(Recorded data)

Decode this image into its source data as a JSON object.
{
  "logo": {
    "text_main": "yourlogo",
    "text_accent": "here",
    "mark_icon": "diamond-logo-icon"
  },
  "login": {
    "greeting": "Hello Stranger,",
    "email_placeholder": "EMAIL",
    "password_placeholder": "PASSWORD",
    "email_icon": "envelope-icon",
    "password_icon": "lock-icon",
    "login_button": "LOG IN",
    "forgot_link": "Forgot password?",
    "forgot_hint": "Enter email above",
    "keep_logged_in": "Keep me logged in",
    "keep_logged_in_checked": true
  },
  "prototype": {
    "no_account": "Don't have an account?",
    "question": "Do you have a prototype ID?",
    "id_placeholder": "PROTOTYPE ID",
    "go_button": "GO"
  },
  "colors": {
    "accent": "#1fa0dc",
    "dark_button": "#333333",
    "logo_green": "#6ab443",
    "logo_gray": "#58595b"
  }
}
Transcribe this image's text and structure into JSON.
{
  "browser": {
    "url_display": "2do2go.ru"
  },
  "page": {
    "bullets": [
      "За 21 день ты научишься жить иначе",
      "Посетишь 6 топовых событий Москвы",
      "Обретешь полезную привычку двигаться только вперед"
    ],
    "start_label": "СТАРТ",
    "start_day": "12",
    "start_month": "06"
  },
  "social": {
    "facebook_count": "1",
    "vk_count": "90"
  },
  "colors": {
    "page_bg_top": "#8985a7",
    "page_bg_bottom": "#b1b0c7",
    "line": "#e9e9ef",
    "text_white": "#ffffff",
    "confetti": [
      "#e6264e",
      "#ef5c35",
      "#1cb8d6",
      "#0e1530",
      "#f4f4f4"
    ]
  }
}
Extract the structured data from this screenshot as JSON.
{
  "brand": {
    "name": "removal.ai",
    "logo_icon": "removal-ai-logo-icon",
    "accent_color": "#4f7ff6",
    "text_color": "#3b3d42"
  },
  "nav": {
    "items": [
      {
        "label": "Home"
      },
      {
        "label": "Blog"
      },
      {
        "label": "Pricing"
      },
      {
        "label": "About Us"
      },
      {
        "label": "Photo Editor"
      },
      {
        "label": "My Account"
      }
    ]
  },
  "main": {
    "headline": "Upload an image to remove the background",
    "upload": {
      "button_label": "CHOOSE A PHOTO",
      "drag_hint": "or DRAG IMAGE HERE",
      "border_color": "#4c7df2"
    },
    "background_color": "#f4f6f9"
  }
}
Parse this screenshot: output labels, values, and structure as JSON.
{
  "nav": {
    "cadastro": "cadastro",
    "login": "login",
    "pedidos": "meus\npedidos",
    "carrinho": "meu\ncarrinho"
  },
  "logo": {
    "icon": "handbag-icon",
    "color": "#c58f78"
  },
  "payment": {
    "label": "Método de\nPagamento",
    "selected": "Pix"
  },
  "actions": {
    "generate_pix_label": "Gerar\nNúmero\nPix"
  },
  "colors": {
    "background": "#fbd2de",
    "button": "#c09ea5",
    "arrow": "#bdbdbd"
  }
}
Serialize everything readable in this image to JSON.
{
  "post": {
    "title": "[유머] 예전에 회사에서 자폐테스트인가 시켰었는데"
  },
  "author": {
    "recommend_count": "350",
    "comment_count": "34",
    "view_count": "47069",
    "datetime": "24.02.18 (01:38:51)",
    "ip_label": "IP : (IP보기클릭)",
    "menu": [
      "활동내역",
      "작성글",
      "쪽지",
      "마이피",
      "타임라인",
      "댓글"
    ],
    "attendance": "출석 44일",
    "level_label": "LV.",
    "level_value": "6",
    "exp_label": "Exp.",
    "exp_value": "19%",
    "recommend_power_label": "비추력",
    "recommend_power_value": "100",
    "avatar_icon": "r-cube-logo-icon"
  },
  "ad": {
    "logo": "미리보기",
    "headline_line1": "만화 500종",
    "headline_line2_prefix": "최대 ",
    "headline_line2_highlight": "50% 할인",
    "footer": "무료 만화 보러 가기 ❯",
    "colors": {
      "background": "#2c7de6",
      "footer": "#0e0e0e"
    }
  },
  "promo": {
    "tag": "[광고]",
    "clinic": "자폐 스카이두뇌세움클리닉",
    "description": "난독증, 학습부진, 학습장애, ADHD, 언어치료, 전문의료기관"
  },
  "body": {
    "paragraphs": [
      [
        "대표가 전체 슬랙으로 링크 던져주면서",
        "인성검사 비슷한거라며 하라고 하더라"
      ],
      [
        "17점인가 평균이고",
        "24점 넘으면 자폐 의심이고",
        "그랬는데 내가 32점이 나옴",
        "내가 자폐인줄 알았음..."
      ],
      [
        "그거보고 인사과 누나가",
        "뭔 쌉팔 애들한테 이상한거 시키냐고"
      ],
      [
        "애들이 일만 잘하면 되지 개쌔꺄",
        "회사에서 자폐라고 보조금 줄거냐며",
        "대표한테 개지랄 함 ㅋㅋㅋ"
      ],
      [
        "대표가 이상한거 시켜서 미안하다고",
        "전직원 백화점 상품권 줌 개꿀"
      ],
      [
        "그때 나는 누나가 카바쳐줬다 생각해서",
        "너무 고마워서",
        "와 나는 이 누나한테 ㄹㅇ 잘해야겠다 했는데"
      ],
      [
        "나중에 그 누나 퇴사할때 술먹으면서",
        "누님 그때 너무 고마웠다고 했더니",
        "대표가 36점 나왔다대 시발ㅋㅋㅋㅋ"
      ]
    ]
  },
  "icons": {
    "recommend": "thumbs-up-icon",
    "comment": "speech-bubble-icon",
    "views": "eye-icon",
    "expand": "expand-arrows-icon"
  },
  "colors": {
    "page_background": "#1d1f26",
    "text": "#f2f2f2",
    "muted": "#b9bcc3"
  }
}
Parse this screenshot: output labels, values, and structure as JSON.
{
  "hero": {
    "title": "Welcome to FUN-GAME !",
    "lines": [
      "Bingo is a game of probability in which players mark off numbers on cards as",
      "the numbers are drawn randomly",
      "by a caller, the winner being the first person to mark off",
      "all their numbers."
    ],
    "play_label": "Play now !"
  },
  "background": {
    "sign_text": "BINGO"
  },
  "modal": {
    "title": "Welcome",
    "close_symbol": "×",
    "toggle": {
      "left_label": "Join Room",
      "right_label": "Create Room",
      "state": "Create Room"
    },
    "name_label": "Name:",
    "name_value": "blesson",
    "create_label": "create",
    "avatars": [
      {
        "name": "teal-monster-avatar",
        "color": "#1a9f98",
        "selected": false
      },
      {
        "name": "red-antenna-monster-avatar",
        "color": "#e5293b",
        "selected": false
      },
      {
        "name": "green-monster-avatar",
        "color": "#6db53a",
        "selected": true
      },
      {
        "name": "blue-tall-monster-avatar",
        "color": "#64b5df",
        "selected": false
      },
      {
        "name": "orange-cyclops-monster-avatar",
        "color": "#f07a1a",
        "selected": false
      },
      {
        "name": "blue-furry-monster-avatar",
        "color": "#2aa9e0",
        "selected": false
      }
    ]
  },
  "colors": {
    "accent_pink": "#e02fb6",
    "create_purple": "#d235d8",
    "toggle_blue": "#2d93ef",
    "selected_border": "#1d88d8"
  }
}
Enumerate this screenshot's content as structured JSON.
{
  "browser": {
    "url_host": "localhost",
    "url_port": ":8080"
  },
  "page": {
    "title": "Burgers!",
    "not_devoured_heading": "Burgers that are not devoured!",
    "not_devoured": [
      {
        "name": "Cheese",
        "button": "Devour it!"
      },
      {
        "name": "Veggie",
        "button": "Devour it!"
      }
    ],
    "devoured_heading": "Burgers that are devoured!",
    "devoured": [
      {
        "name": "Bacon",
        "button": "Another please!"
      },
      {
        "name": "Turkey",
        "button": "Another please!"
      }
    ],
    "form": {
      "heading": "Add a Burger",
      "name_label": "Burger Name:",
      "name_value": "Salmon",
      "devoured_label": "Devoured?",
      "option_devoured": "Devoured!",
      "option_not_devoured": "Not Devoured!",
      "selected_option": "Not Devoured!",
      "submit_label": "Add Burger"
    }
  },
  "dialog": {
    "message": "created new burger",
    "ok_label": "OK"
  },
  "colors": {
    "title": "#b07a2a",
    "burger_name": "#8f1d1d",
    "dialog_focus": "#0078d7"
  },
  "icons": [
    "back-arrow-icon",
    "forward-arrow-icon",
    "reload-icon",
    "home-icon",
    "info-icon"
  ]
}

EXERCISE INSTRUCTIONS. Copy all lines in the listing above where the string "이상한거" appears.

EXERCISE SOLUTION.
        "뭔 쌉팔 애들한테 이상한거 시키냐고"
        "대표가 이상한거 시켜서 미안하다고",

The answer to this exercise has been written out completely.